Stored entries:
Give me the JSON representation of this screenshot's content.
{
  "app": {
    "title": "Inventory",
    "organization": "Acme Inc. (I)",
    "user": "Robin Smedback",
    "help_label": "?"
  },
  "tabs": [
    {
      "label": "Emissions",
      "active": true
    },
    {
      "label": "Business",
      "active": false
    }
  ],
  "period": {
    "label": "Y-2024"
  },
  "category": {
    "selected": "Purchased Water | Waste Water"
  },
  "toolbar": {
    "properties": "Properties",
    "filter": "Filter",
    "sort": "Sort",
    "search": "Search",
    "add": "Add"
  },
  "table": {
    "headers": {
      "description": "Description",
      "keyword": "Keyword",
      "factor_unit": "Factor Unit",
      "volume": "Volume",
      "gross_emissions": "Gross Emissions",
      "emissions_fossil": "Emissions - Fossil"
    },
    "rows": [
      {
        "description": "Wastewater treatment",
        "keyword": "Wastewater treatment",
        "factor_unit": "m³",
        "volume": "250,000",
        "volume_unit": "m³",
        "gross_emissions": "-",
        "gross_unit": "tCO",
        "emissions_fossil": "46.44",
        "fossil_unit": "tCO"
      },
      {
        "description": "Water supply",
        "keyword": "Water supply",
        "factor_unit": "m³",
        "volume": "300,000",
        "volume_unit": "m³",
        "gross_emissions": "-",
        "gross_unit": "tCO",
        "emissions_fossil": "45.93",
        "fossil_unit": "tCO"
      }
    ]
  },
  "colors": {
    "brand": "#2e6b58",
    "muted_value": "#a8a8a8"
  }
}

▸ Task prompt:
Set down all of the records shown above once more, exactly.

▸ Exercise response:
Give me the JSON representation of this screenshot's content.
{
  "app": {
    "title": "Inventory",
    "organization": "Acme Inc. (I)",
    "user": "Robin Smedback",
    "help_label": "?"
  },
  "tabs": [
    {
      "label": "Emissions",
      "active": true
    },
    {
      "label": "Business",
      "active": false
    }
  ],
  "period": {
    "label": "Y-2024"
  },
  "category": {
    "selected": "Purchased Water | Waste Water"
  },
  "toolbar": {
    "properties": "Properties",
    "filter": "Filter",
    "sort": "Sort",
    "search": "Search",
    "add": "Add"
  },
  "table": {
    "headers": {
      "description": "Description",
      "keyword": "Keyword",
      "factor_unit": "Factor Unit",
      "volume": "Volume",
      "gross_emissions": "Gross Emissions",
      "emissions_fossil": "Emissions - Fossil"
    },
    "rows": [
      {
        "description": "Wastewater treatment",
        "keyword": "Wastewater treatment",
        "factor_unit": "m³",
        "volume": "250,000",
        "volume_unit": "m³",
        "gross_emissions": "-",
        "gross_unit": "tCO",
        "emissions_fossil": "46.44",
        "fossil_unit": "tCO"
      },
      {
        "description": "Water supply",
        "keyword": "Water supply",
        "factor_unit": "m³",
        "volume": "300,000",
        "volume_unit": "m³",
        "gross_emissions": "-",
        "gross_unit": "tCO",
        "emissions_fossil": "45.93",
        "fossil_unit": "tCO"
      }
    ]
  },
  "colors": {
    "brand": "#2e6b58",
    "muted_value": "#a8a8a8"
  }
}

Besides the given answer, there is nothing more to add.